Provided passage >>
The big downside of course is, like so many things, they can be hacked as a
way of controlling people, including adding pointless ones. But if you see
them as opt-in toolkits you can take advantage of the pieces you want.

And they are hardly stuck in stone: a white wedding dress (or a specific
wedding dress at all) is a pretty recent invention (thanks, Victoria) that
spread into all sorts of odd corners of the world because people like it. Why
not?

------
lainga
"Millennials Are Killing Secularism"

------
rukittenme
> from _How do I celebrate the birth of my baby boy?_ to _How can I transfer
> my own sins onto a live chicken?_

The Atlantic seems to have a strong grasp on organized religion.

------
tenaciousDaniel
This should be a big hit among people who choose their tattoos from a clip-art
catalog.

------
Pamar
“Rituals are comforting: Rituals combat loneliness.”

(A Prayer for Owen Meany - John Irving)

Supplied data >>
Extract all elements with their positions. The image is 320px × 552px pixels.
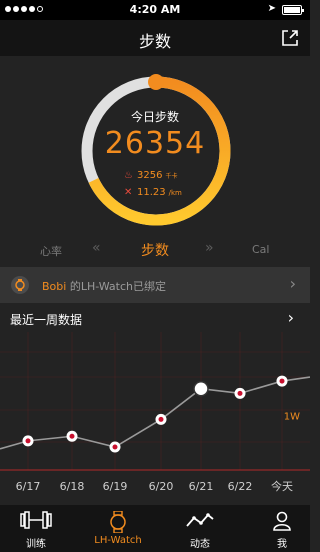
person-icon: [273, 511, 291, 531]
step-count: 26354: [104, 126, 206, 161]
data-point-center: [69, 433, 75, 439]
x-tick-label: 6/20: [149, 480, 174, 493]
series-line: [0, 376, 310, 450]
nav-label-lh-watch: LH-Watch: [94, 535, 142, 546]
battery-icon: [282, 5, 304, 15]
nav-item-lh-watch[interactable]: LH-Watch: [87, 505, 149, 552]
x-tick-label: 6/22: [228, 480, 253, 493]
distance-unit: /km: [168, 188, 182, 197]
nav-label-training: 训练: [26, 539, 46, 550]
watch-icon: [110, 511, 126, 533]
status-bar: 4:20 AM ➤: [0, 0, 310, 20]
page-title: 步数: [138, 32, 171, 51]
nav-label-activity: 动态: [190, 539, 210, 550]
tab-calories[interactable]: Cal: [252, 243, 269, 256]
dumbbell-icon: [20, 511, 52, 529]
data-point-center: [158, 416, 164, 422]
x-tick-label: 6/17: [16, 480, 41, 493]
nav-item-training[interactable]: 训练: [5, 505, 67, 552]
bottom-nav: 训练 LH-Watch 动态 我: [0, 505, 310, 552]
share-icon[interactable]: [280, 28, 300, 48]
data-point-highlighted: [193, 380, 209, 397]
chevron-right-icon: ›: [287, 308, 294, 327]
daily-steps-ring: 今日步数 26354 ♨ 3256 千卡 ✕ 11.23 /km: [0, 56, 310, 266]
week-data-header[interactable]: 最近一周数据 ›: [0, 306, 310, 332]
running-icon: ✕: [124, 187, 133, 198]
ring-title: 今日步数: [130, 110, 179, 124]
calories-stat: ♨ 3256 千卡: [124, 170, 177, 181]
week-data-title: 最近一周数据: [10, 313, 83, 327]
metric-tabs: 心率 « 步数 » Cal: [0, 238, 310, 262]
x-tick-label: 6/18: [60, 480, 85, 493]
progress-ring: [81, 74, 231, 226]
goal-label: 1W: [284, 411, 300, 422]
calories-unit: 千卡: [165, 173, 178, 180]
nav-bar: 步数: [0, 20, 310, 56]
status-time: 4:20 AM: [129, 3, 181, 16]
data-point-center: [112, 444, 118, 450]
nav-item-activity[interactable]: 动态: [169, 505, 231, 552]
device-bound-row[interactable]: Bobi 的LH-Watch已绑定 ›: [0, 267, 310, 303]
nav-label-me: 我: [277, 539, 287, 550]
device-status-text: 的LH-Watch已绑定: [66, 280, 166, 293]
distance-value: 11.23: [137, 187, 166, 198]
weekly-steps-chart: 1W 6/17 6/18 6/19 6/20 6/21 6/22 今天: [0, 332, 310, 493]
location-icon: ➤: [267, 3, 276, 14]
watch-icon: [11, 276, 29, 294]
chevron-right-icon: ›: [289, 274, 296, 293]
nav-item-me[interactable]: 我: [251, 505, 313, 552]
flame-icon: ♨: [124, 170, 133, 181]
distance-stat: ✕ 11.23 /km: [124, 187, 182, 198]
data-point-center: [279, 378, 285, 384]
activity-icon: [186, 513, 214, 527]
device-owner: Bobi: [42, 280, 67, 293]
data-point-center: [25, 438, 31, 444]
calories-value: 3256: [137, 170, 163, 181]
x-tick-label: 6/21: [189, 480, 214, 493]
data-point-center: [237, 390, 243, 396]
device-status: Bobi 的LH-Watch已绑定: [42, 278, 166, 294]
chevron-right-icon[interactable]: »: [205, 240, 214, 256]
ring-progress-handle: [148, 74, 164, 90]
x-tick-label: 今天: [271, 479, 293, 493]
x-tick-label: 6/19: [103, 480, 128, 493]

Tasks >>
a - Answer these about the forum thread on rituals:
(i) What does the thread call the white wedding dress?
(ii) What headline does lainga post?
(iii) Which book and author is the quote about rituals credited to?
b - Can you pick up the forum thread on rituals where it stops and add the next few posts?

Answers to the tasks >>
a -
(i) A pretty recent invention.
(ii) "Millennials Are Killing Secularism"
(iii) A Prayer for Owen Meany, by John Irving.

b -
[https://books.google.de/books?id=cW8Z_UfqnH4C&pg=PA296&lpg=P...](https://books.google.de/books?id=cW8Z_UfqnH4C&pg=PA296&lpg=PA296&dq=a+prayer+for+owen+meany+rituals+loneliness&source=bl&ots=R_rzhXrkL1&sig=a3kOfVFpuLC_nhbGwXiyGhFfKvU&hl=en&sa=X&ved=0ahUKEwiG8cbhtPTaAhWFhSwKHWnACI8Q6AEISTAD#v=onepage&q=a%20prayer%20for%20owen%20meany%20rituals%20loneliness&f=false)

------
tomc1985
Why??????? Mercifully, being free of religious encumbrances means being free
of ritual and other pointless prescriptions.

If someone really needs the 'comfort' of a ritual so badly, they can make
their own, though, to me, allowing oneself to be bossed around by something as
mechanistic as prescribed rituals screams of contradiction.

It is sad that so few can stand emptiness, or boredom, or silence, and that
they feel the need to fill up otherwise perfectly good space and time with
fruitless endeavors just to be comfortable.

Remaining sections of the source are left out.